## Your task:
Pick out each line of the records in which the word "vervoer" appears.

(Dataset records)
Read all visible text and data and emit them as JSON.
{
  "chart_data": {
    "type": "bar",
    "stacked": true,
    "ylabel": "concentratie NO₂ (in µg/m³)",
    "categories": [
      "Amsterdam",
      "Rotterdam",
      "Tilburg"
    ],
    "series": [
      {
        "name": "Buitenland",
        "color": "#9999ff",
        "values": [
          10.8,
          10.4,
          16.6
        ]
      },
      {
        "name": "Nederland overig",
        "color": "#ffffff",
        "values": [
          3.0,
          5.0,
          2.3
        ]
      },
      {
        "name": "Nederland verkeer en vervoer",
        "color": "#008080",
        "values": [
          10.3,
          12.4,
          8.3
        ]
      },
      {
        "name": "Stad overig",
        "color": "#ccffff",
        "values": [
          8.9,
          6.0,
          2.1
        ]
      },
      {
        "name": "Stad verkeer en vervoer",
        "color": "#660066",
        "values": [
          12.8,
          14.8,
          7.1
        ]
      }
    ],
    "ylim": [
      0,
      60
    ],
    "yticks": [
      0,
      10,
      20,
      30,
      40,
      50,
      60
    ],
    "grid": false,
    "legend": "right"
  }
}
==
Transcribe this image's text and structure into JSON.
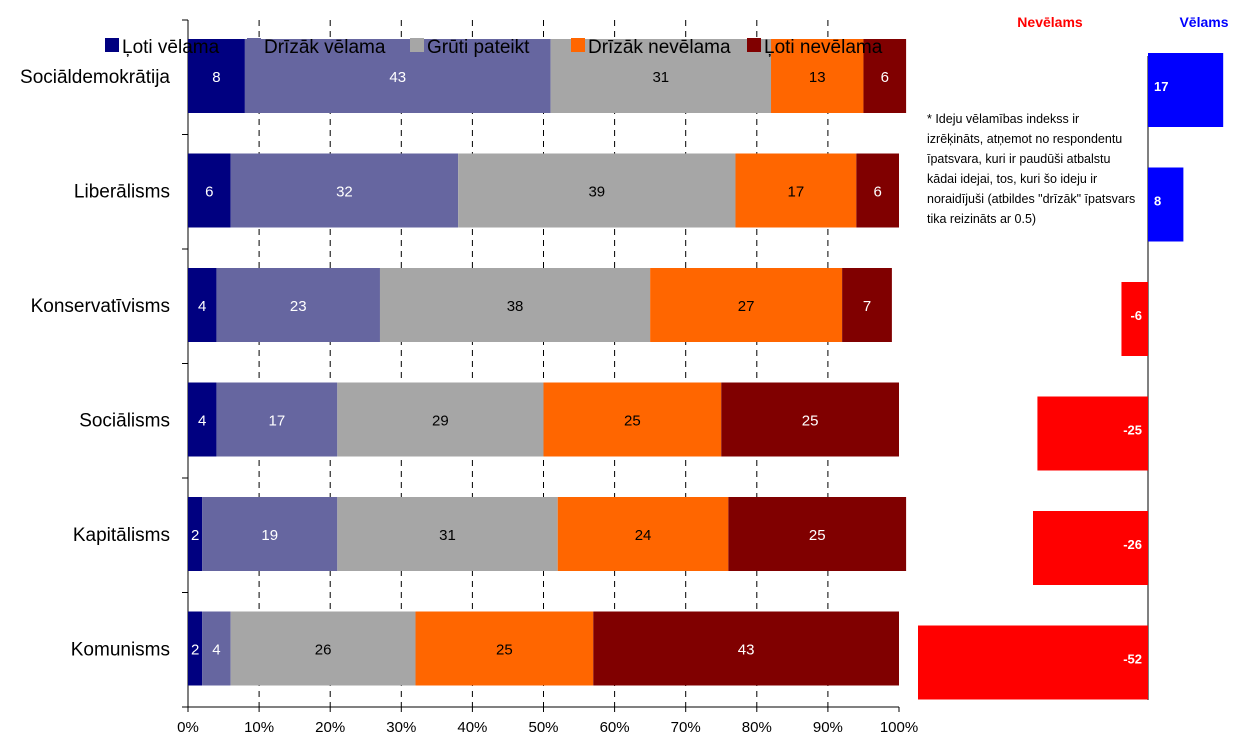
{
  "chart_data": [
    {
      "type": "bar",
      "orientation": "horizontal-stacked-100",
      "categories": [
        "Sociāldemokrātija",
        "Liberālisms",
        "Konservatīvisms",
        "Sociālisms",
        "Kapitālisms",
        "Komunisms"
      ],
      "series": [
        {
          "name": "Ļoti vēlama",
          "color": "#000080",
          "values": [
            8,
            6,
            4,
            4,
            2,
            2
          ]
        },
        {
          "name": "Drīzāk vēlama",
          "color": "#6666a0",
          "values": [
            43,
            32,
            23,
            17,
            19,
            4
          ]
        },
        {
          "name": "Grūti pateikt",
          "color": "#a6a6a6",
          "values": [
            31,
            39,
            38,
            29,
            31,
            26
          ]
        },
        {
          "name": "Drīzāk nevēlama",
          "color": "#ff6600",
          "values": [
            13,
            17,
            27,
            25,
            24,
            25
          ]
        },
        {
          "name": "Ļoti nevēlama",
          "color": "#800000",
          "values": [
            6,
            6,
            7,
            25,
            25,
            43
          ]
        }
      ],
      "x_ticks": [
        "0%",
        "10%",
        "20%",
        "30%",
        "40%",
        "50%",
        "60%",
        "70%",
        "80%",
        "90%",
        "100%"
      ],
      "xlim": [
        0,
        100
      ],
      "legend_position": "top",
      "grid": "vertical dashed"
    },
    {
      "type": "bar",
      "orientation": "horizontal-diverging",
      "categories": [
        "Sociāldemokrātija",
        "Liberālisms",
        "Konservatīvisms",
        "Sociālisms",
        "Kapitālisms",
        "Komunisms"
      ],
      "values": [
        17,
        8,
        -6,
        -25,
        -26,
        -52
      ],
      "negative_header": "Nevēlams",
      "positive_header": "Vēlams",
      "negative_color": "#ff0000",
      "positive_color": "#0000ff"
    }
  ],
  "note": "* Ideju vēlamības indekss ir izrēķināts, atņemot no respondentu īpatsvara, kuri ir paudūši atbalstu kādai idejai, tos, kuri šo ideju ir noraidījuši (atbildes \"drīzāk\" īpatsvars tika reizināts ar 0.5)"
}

## Result of the task:
        "name": "Nederland verkeer en vervoer",
        "name": "Stad verkeer en vervoer",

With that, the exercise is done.